"""

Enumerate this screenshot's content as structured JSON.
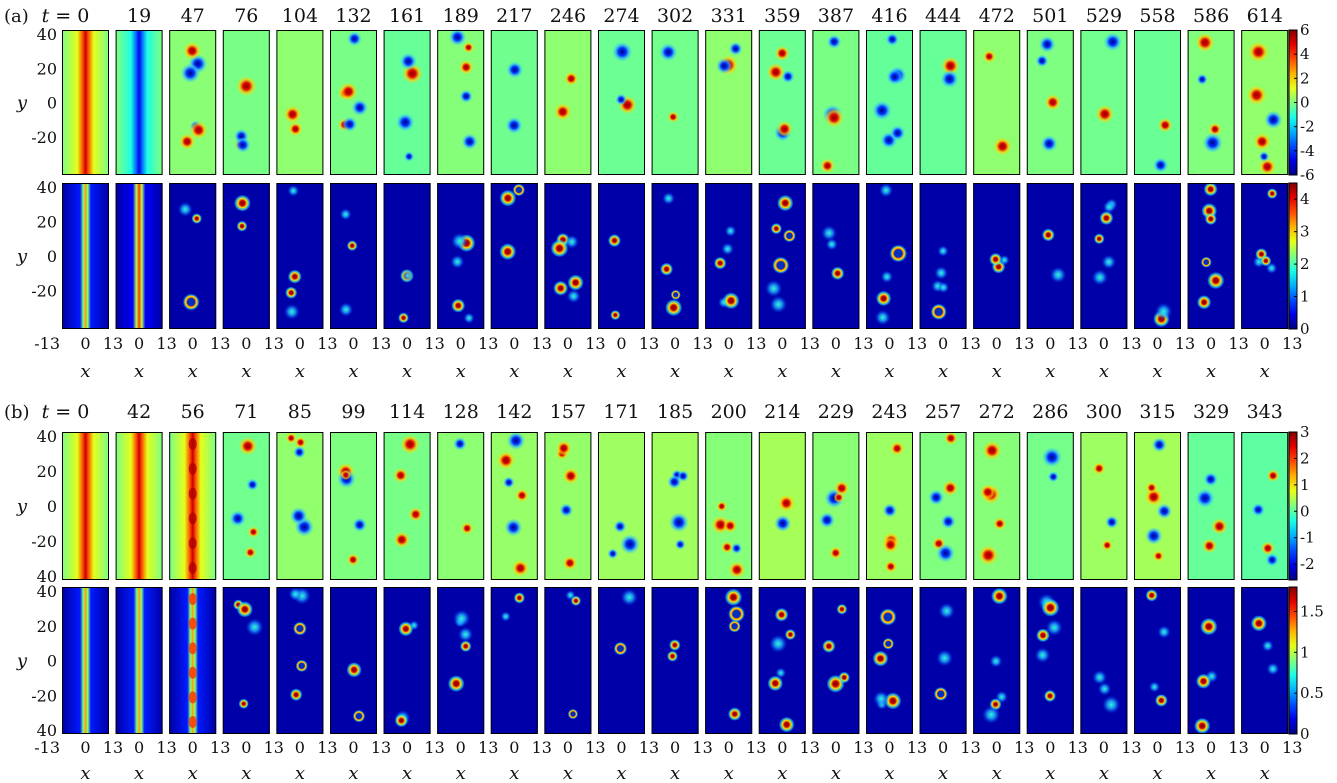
{
  "chart_data": [
    {
      "type": "heatmap",
      "panel_label": "(a)",
      "time_prefix": "t = ",
      "times": [
        "0",
        "19",
        "47",
        "76",
        "104",
        "132",
        "161",
        "189",
        "217",
        "246",
        "274",
        "302",
        "331",
        "359",
        "387",
        "416",
        "444",
        "472",
        "501",
        "529",
        "558",
        "586",
        "614"
      ],
      "xlabel": "x",
      "ylabel": "y",
      "x_tick_labels": [
        "-13",
        "0",
        "13"
      ],
      "xlim": [
        -13,
        13
      ],
      "ylim": [
        -40,
        40
      ],
      "y_tick_labels": [
        "40",
        "20",
        "0",
        "-20"
      ],
      "rows": [
        {
          "colorbar_ticks": [
            "6",
            "4",
            "2",
            "0",
            "-2",
            "-4",
            "-6"
          ],
          "colorbar_range": [
            -6,
            6
          ],
          "colormap": "jet"
        },
        {
          "colorbar_ticks": [
            "4",
            "3",
            "2",
            "1",
            "0"
          ],
          "colorbar_range": [
            0,
            4.5
          ],
          "colormap": "jet"
        }
      ]
    },
    {
      "type": "heatmap",
      "panel_label": "(b)",
      "time_prefix": "t = ",
      "times": [
        "0",
        "42",
        "56",
        "71",
        "85",
        "99",
        "114",
        "128",
        "142",
        "157",
        "171",
        "185",
        "200",
        "214",
        "229",
        "243",
        "257",
        "272",
        "286",
        "300",
        "315",
        "329",
        "343"
      ],
      "xlabel": "x",
      "ylabel": "y",
      "x_tick_labels": [
        "-13",
        "0",
        "13"
      ],
      "xlim": [
        -13,
        13
      ],
      "ylim": [
        -40,
        40
      ],
      "y_tick_labels": [
        "40",
        "20",
        "0",
        "-20",
        "40"
      ],
      "rows": [
        {
          "colorbar_ticks": [
            "3",
            "2",
            "1",
            "0",
            "-1",
            "-2"
          ],
          "colorbar_range": [
            -2.6,
            3
          ],
          "colormap": "jet"
        },
        {
          "colorbar_ticks": [
            "1.5",
            "1",
            "0.5",
            "0"
          ],
          "colorbar_range": [
            0,
            1.8
          ],
          "colormap": "jet"
        }
      ]
    }
  ]
}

"""

Copy the records above exactly, omitting every picture.

FULL OUTPUT:
Enumerate this screenshot's content as structured JSON.
{
  "chart_data": [
    {
      "type": "heatmap",
      "panel_label": "(a)",
      "time_prefix": "t = ",
      "times": [
        "0",
        "19",
        "47",
        "76",
        "104",
        "132",
        "161",
        "189",
        "217",
        "246",
        "274",
        "302",
        "331",
        "359",
        "387",
        "416",
        "444",
        "472",
        "501",
        "529",
        "558",
        "586",
        "614"
      ],
      "xlabel": "x",
      "ylabel": "y",
      "x_tick_labels": [
        "-13",
        "0",
        "13"
      ],
      "xlim": [
        -13,
        13
      ],
      "ylim": [
        -40,
        40
      ],
      "y_tick_labels": [
        "40",
        "20",
        "0",
        "-20"
      ],
      "rows": [
        {
          "colorbar_ticks": [
            "6",
            "4",
            "2",
            "0",
            "-2",
            "-4",
            "-6"
          ],
          "colorbar_range": [
            -6,
            6
          ],
          "colormap": "jet"
        },
        {
          "colorbar_ticks": [
            "4",
            "3",
            "2",
            "1",
            "0"
          ],
          "colorbar_range": [
            0,
            4.5
          ],
          "colormap": "jet"
        }
      ]
    },
    {
      "type": "heatmap",
      "panel_label": "(b)",
      "time_prefix": "t = ",
      "times": [
        "0",
        "42",
        "56",
        "71",
        "85",
        "99",
        "114",
        "128",
        "142",
        "157",
        "171",
        "185",
        "200",
        "214",
        "229",
        "243",
        "257",
        "272",
        "286",
        "300",
        "315",
        "329",
        "343"
      ],
      "xlabel": "x",
      "ylabel": "y",
      "x_tick_labels": [
        "-13",
        "0",
        "13"
      ],
      "xlim": [
        -13,
        13
      ],
      "ylim": [
        -40,
        40
      ],
      "y_tick_labels": [
        "40",
        "20",
        "0",
        "-20",
        "40"
      ],
      "rows": [
        {
          "colorbar_ticks": [
            "3",
            "2",
            "1",
            "0",
            "-1",
            "-2"
          ],
          "colorbar_range": [
            -2.6,
            3
          ],
          "colormap": "jet"
        },
        {
          "colorbar_ticks": [
            "1.5",
            "1",
            "0.5",
            "0"
          ],
          "colorbar_range": [
            0,
            1.8
          ],
          "colormap": "jet"
        }
      ]
    }
  ]
}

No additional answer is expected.